*Job*
Pull out every line with the word "Connectors" from the entries below.

═══

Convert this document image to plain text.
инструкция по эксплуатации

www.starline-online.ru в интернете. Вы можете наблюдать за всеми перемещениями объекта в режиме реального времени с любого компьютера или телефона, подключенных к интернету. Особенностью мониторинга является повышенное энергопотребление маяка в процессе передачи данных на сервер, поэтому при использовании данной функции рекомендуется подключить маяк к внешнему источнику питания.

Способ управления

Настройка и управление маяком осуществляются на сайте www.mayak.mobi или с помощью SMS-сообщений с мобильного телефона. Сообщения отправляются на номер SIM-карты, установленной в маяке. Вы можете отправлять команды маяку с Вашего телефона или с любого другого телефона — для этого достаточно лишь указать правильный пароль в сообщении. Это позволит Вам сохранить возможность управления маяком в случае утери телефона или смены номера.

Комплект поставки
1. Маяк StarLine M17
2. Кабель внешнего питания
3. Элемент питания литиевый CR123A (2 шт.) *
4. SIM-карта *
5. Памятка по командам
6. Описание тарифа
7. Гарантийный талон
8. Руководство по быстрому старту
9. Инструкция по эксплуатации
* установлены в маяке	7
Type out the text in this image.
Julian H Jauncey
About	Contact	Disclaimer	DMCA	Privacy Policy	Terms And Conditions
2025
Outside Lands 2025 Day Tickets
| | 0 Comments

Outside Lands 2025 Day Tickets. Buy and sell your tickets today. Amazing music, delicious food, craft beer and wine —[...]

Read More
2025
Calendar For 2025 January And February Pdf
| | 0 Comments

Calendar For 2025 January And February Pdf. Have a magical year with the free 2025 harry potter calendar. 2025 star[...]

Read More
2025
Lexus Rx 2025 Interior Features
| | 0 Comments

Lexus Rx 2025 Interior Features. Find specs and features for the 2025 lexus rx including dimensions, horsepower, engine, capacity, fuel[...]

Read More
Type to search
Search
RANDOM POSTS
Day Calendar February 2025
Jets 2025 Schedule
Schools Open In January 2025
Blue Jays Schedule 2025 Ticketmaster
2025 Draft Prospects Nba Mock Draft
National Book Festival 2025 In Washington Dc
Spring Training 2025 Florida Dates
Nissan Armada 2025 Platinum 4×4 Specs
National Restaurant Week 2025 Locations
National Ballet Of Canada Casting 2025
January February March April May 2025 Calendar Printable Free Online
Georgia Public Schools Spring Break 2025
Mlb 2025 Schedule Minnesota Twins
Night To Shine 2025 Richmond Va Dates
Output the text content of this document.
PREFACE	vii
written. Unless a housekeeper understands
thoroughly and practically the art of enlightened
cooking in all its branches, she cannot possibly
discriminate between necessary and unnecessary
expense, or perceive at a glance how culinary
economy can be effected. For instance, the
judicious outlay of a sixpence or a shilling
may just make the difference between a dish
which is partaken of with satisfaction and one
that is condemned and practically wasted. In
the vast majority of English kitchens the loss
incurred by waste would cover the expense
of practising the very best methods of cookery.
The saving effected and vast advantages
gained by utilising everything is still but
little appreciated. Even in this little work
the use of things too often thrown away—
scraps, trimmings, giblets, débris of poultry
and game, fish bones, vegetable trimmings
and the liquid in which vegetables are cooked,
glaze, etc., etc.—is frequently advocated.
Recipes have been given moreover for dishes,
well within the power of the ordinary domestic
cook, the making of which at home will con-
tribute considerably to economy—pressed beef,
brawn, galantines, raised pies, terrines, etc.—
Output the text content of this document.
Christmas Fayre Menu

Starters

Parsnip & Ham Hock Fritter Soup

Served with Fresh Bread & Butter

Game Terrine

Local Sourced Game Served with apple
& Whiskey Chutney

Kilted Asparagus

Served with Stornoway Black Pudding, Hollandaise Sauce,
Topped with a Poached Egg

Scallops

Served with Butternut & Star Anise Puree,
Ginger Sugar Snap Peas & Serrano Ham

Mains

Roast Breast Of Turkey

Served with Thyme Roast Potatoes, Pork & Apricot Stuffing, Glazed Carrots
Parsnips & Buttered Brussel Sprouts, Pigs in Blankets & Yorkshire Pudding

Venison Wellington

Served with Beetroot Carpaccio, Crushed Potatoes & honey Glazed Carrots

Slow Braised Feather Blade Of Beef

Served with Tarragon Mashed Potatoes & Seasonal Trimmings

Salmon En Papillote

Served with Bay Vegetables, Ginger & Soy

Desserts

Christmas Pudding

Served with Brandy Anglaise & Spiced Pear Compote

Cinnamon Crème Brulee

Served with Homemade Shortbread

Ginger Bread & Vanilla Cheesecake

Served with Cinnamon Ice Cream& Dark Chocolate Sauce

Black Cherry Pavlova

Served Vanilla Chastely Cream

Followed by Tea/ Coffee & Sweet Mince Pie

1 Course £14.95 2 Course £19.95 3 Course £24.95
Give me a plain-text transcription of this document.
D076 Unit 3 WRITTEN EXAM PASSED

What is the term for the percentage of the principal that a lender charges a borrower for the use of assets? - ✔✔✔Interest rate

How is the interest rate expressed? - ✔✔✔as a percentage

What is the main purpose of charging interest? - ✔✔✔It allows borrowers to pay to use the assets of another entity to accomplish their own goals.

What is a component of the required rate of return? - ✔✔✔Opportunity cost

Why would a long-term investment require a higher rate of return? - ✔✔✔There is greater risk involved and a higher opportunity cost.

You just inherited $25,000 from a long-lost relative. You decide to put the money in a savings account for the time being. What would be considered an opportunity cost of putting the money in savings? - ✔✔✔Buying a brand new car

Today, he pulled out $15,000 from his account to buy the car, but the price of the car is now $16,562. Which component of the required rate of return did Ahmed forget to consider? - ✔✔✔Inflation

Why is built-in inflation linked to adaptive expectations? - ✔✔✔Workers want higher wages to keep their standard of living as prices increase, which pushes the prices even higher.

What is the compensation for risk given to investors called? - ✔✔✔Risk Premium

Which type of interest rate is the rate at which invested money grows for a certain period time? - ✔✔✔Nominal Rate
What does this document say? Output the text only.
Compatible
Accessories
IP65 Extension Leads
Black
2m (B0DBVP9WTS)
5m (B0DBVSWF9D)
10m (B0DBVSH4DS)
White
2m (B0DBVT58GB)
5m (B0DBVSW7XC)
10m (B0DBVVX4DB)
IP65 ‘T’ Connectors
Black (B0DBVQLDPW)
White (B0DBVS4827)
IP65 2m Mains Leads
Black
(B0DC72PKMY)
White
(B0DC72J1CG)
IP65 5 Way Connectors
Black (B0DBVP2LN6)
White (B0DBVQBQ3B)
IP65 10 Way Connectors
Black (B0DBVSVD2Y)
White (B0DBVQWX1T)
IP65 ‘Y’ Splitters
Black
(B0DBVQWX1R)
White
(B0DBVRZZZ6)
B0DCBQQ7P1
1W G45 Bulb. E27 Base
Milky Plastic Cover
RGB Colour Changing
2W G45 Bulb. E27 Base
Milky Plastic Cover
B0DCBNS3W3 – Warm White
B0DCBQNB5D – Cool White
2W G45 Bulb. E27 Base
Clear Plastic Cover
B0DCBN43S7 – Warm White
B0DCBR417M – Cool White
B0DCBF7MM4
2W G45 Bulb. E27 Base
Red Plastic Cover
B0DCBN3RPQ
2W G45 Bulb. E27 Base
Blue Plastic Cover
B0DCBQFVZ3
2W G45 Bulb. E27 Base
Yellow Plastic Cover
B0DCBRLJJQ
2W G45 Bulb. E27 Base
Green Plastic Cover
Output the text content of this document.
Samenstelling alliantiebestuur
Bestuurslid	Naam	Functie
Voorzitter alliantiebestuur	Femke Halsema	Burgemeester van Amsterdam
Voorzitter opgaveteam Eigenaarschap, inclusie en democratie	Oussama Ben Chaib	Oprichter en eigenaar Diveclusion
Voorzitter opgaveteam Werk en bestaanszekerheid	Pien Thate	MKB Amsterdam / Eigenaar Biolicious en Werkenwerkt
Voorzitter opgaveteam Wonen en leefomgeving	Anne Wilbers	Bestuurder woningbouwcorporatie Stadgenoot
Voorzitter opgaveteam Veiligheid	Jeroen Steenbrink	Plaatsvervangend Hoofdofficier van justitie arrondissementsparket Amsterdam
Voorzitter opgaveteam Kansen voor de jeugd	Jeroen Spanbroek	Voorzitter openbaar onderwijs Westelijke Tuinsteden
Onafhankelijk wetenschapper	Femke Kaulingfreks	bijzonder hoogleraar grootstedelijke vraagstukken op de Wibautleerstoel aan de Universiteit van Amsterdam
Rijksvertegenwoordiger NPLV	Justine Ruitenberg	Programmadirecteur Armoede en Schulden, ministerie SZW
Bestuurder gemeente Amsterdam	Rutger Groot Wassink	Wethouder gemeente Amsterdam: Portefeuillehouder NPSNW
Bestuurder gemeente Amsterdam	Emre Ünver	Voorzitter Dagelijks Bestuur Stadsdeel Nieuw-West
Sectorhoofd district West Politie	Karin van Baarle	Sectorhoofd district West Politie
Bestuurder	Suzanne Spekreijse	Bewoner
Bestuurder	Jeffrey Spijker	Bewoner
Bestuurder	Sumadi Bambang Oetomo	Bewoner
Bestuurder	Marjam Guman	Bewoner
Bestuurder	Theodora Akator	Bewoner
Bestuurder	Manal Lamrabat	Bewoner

═══

*Solution to this problem*
IP65 ‘T’ Connectors
IP65 5 Way Connectors
IP65 10 Way Connectors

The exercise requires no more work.